* [Dataset]

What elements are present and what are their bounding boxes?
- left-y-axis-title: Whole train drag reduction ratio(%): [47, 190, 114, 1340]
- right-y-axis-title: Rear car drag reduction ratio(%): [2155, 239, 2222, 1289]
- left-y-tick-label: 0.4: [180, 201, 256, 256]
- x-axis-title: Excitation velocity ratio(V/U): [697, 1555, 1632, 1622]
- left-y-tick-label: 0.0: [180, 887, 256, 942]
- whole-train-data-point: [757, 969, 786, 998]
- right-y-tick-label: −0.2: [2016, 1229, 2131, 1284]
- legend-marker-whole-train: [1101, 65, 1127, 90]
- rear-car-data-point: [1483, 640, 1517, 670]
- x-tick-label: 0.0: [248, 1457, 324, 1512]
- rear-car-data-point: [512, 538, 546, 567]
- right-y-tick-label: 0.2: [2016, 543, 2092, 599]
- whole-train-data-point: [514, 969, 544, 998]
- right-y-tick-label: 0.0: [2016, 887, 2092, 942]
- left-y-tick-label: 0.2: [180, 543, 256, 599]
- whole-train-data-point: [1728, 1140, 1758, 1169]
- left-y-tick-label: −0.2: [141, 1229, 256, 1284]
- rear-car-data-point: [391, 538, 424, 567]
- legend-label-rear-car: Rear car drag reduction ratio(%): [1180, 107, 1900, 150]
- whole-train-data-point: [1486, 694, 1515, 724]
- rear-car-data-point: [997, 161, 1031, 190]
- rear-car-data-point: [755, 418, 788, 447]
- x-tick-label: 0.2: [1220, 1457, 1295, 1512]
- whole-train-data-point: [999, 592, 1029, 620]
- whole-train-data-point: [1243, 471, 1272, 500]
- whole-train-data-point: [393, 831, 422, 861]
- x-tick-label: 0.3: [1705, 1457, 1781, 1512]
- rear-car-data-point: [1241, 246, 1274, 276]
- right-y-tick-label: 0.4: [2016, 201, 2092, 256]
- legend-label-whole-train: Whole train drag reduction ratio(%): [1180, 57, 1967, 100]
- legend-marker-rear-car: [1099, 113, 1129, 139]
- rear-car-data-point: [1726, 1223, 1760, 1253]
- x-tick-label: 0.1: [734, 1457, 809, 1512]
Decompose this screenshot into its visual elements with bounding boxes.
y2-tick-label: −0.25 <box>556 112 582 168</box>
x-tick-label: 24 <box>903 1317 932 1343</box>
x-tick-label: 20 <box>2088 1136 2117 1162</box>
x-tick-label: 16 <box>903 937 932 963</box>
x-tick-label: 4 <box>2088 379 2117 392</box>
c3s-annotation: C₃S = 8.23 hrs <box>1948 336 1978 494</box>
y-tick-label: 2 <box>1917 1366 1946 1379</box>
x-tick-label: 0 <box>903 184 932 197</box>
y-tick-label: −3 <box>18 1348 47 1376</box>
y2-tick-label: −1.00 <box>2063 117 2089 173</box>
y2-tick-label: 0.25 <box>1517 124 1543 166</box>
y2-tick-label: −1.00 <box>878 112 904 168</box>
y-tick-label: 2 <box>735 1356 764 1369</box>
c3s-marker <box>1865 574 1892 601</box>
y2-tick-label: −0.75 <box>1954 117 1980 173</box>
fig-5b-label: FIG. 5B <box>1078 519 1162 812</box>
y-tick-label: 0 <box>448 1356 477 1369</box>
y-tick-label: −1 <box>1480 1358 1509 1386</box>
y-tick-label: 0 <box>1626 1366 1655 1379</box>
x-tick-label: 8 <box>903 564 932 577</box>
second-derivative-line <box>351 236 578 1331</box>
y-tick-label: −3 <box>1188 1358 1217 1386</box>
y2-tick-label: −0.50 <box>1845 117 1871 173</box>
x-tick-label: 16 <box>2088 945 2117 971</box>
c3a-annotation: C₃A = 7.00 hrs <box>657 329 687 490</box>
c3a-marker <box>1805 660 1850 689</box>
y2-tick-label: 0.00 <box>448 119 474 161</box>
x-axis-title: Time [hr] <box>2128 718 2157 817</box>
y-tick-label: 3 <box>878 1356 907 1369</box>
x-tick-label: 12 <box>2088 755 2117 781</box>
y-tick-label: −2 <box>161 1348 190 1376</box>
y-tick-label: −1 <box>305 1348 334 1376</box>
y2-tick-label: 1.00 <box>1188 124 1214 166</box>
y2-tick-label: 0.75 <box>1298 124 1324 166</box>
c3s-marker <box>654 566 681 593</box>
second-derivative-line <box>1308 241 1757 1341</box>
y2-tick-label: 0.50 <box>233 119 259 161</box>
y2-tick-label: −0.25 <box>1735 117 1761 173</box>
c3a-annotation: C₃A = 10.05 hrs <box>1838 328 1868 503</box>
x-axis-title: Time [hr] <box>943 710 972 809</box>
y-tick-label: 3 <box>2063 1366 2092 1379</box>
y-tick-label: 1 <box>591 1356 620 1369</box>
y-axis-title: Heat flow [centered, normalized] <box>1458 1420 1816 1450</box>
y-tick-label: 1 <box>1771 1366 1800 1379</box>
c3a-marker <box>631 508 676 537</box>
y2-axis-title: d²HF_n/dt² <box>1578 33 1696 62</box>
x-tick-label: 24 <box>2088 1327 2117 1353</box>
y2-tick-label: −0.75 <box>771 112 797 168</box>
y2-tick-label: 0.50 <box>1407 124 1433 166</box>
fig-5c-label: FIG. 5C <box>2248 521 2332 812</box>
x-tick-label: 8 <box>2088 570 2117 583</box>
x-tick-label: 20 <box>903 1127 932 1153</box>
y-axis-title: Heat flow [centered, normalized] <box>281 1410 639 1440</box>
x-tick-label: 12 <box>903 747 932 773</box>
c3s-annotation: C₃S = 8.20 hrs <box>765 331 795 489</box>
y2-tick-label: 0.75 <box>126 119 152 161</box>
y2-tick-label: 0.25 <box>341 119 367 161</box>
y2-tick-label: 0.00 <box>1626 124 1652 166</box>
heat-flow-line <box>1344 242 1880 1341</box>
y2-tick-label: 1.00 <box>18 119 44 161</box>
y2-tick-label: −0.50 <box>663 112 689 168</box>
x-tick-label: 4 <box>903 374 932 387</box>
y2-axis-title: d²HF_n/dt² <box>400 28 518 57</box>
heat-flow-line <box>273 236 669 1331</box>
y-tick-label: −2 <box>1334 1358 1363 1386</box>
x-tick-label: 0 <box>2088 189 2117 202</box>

* [Your task]
Please reproduce every one of the lines above, without changing anything.

* [Result]
What elements are present and what are their bounding boxes?
- left-y-axis-title: Whole train drag reduction ratio(%): [47, 190, 114, 1340]
- right-y-axis-title: Rear car drag reduction ratio(%): [2155, 239, 2222, 1289]
- left-y-tick-label: 0.4: [180, 201, 256, 256]
- x-axis-title: Excitation velocity ratio(V/U): [697, 1555, 1632, 1622]
- left-y-tick-label: 0.0: [180, 887, 256, 942]
- whole-train-data-point: [757, 969, 786, 998]
- right-y-tick-label: −0.2: [2016, 1229, 2131, 1284]
- legend-marker-whole-train: [1101, 65, 1127, 90]
- rear-car-data-point: [1483, 640, 1517, 670]
- x-tick-label: 0.0: [248, 1457, 324, 1512]
- rear-car-data-point: [512, 538, 546, 567]
- right-y-tick-label: 0.2: [2016, 543, 2092, 599]
- whole-train-data-point: [514, 969, 544, 998]
- right-y-tick-label: 0.0: [2016, 887, 2092, 942]
- left-y-tick-label: 0.2: [180, 543, 256, 599]
- whole-train-data-point: [1728, 1140, 1758, 1169]
- left-y-tick-label: −0.2: [141, 1229, 256, 1284]
- rear-car-data-point: [391, 538, 424, 567]
- legend-label-rear-car: Rear car drag reduction ratio(%): [1180, 107, 1900, 150]
- whole-train-data-point: [1486, 694, 1515, 724]
- rear-car-data-point: [997, 161, 1031, 190]
- rear-car-data-point: [755, 418, 788, 447]
- x-tick-label: 0.2: [1220, 1457, 1295, 1512]
- whole-train-data-point: [999, 592, 1029, 620]
- whole-train-data-point: [1243, 471, 1272, 500]
- whole-train-data-point: [393, 831, 422, 861]
- x-tick-label: 0.3: [1705, 1457, 1781, 1512]
- rear-car-data-point: [1241, 246, 1274, 276]
- right-y-tick-label: 0.4: [2016, 201, 2092, 256]
- legend-label-whole-train: Whole train drag reduction ratio(%): [1180, 57, 1967, 100]
- legend-marker-rear-car: [1099, 113, 1129, 139]
- rear-car-data-point: [1726, 1223, 1760, 1253]
- x-tick-label: 0.1: [734, 1457, 809, 1512]
Decompose this screenshot into its visual elements with bounding boxes.
y2-tick-label: −0.25 <box>556 112 582 168</box>
x-tick-label: 24 <box>903 1317 932 1343</box>
x-tick-label: 20 <box>2088 1136 2117 1162</box>
x-tick-label: 16 <box>903 937 932 963</box>
x-tick-label: 4 <box>2088 379 2117 392</box>
c3s-annotation: C₃S = 8.23 hrs <box>1948 336 1978 494</box>
y-tick-label: 2 <box>1917 1366 1946 1379</box>
x-tick-label: 0 <box>903 184 932 197</box>
y-tick-label: −3 <box>18 1348 47 1376</box>
y2-tick-label: −1.00 <box>2063 117 2089 173</box>
y2-tick-label: 0.25 <box>1517 124 1543 166</box>
y2-tick-label: −1.00 <box>878 112 904 168</box>
y-tick-label: 2 <box>735 1356 764 1369</box>
c3s-marker <box>1865 574 1892 601</box>
y2-tick-label: −0.75 <box>1954 117 1980 173</box>
fig-5b-label: FIG. 5B <box>1078 519 1162 812</box>
y-tick-label: 0 <box>448 1356 477 1369</box>
y-tick-label: −1 <box>1480 1358 1509 1386</box>
y-tick-label: 0 <box>1626 1366 1655 1379</box>
x-tick-label: 8 <box>903 564 932 577</box>
second-derivative-line <box>351 236 578 1331</box>
y-tick-label: −3 <box>1188 1358 1217 1386</box>
y2-tick-label: −0.50 <box>1845 117 1871 173</box>
x-tick-label: 16 <box>2088 945 2117 971</box>
c3a-annotation: C₃A = 7.00 hrs <box>657 329 687 490</box>
c3a-marker <box>1805 660 1850 689</box>
y2-tick-label: 0.00 <box>448 119 474 161</box>
x-axis-title: Time [hr] <box>2128 718 2157 817</box>
y-tick-label: 3 <box>878 1356 907 1369</box>
x-tick-label: 12 <box>2088 755 2117 781</box>
y-tick-label: −2 <box>161 1348 190 1376</box>
y-tick-label: −1 <box>305 1348 334 1376</box>
y2-tick-label: 1.00 <box>1188 124 1214 166</box>
y2-tick-label: 0.75 <box>1298 124 1324 166</box>
c3s-marker <box>654 566 681 593</box>
second-derivative-line <box>1308 241 1757 1341</box>
y2-tick-label: 0.50 <box>233 119 259 161</box>
y2-tick-label: −0.25 <box>1735 117 1761 173</box>
c3a-annotation: C₃A = 10.05 hrs <box>1838 328 1868 503</box>
x-axis-title: Time [hr] <box>943 710 972 809</box>
y-tick-label: 3 <box>2063 1366 2092 1379</box>
y-tick-label: 1 <box>591 1356 620 1369</box>
y-axis-title: Heat flow [centered, normalized] <box>1458 1420 1816 1450</box>
y-tick-label: 1 <box>1771 1366 1800 1379</box>
c3a-marker <box>631 508 676 537</box>
y2-axis-title: d²HF_n/dt² <box>1578 33 1696 62</box>
x-tick-label: 24 <box>2088 1327 2117 1353</box>
y2-tick-label: −0.75 <box>771 112 797 168</box>
y2-tick-label: 0.50 <box>1407 124 1433 166</box>
fig-5c-label: FIG. 5C <box>2248 521 2332 812</box>
x-tick-label: 8 <box>2088 570 2117 583</box>
x-tick-label: 20 <box>903 1127 932 1153</box>
y-axis-title: Heat flow [centered, normalized] <box>281 1410 639 1440</box>
x-tick-label: 12 <box>903 747 932 773</box>
c3s-annotation: C₃S = 8.20 hrs <box>765 331 795 489</box>
y2-tick-label: 0.75 <box>126 119 152 161</box>
y2-tick-label: 0.25 <box>341 119 367 161</box>
y2-tick-label: 0.00 <box>1626 124 1652 166</box>
heat-flow-line <box>1344 242 1880 1341</box>
y2-tick-label: 1.00 <box>18 119 44 161</box>
y2-tick-label: −0.50 <box>663 112 689 168</box>
x-tick-label: 4 <box>903 374 932 387</box>
y2-axis-title: d²HF_n/dt² <box>400 28 518 57</box>
heat-flow-line <box>273 236 669 1331</box>
y-tick-label: −2 <box>1334 1358 1363 1386</box>
x-tick-label: 0 <box>2088 189 2117 202</box>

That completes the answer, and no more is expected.